## BEGIN Task data

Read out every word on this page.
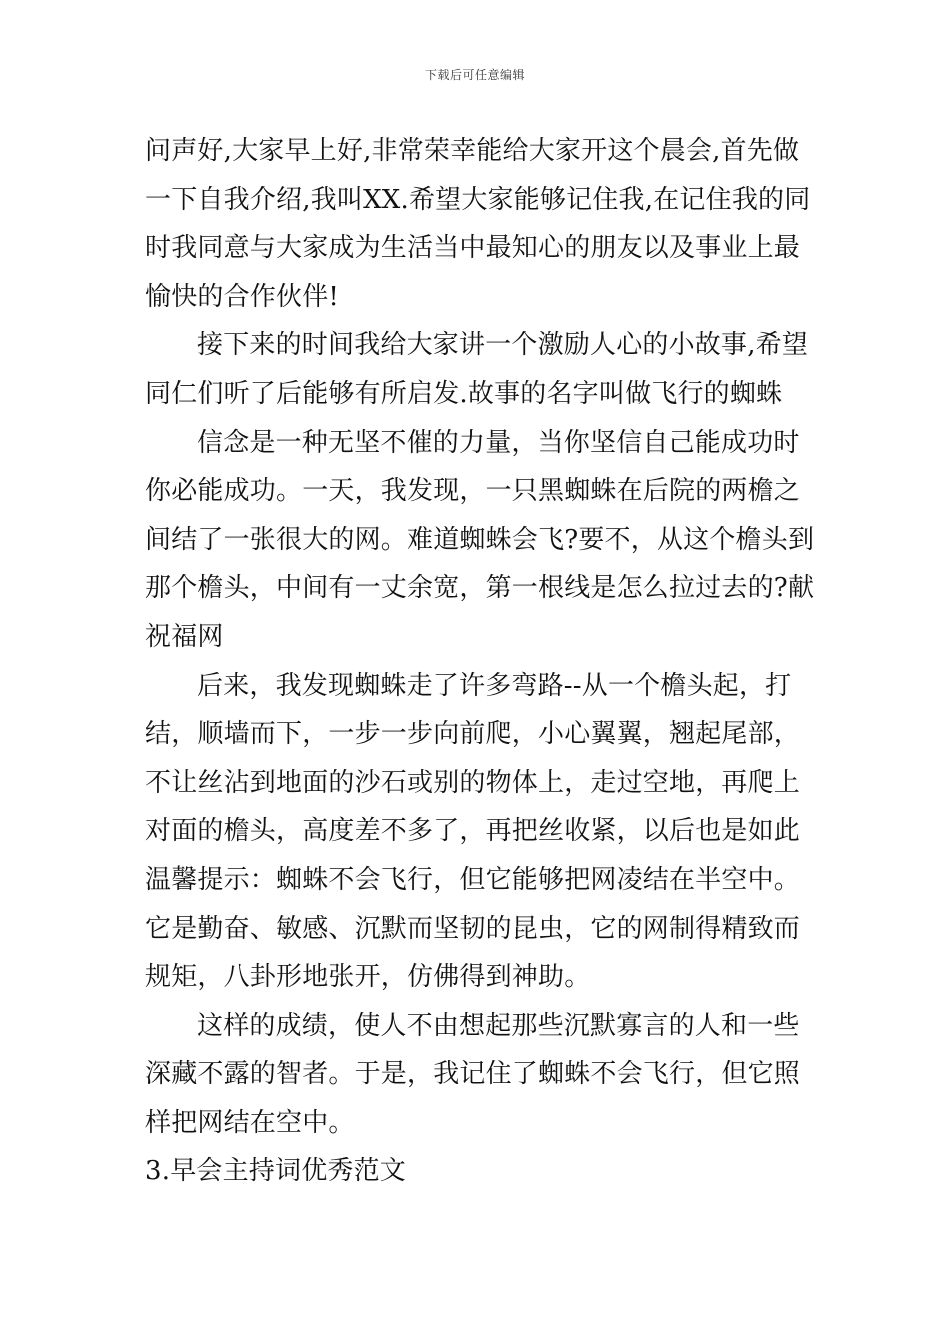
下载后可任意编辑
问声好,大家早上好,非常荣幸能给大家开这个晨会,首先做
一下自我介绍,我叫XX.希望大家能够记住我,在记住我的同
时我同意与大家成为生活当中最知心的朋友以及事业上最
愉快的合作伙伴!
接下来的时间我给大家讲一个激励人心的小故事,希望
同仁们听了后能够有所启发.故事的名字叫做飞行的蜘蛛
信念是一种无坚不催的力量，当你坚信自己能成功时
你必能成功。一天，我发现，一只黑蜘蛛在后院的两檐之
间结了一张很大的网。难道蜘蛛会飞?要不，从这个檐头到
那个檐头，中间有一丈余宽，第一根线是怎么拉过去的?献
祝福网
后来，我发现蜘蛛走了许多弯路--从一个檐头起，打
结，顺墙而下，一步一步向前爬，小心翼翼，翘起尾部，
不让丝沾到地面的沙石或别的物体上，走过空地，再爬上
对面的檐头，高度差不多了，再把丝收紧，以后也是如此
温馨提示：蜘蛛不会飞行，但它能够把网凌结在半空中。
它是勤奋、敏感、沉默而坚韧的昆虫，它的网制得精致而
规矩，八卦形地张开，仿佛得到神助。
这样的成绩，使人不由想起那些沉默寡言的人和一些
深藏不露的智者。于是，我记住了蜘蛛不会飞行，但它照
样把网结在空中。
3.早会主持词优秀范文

## END Task data
## BEGIN Task data

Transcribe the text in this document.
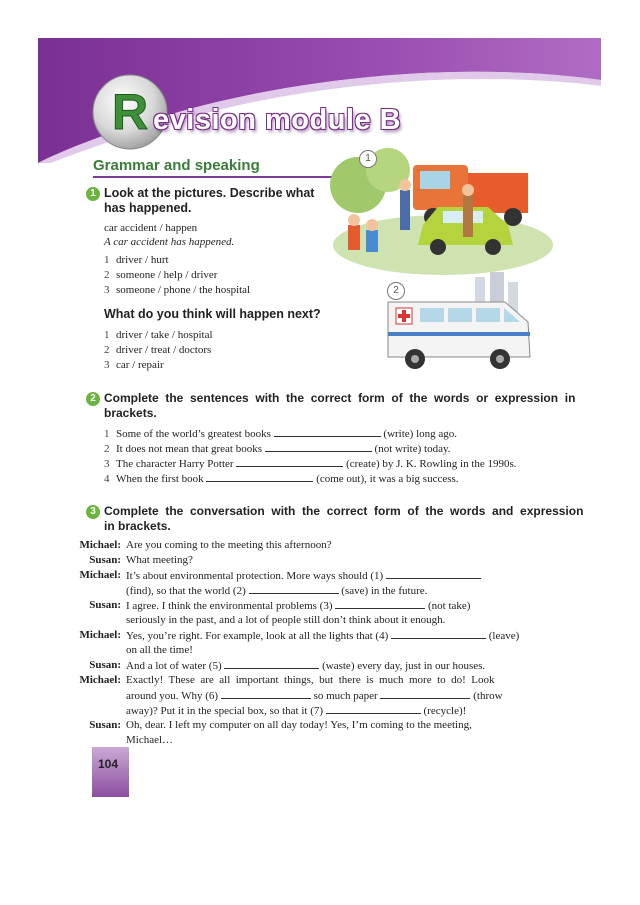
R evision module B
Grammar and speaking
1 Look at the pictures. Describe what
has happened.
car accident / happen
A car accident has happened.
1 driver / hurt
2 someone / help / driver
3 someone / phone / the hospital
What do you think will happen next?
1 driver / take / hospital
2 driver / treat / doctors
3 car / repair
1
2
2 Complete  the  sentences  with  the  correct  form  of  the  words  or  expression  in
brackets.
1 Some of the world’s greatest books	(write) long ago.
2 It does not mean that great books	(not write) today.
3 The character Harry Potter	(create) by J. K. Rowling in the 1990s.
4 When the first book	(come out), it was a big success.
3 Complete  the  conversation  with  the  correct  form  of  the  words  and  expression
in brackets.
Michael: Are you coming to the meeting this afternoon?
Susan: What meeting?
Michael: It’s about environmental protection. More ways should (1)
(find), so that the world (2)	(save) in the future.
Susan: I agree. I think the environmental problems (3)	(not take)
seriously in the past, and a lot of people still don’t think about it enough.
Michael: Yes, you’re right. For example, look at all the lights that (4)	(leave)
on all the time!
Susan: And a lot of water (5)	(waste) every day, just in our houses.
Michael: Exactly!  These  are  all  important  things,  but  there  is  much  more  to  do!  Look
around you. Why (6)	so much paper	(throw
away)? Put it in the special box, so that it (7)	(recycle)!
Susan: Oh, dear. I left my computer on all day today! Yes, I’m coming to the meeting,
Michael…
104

## END Task data

▸ Task:
From the entries above, select each line containing the string "expression".

▸ Expected answer:
2 Complete  the  sentences  with  the  correct  form  of  the  words  or  expression  in
3 Complete  the  conversation  with  the  correct  form  of  the  words  and  expression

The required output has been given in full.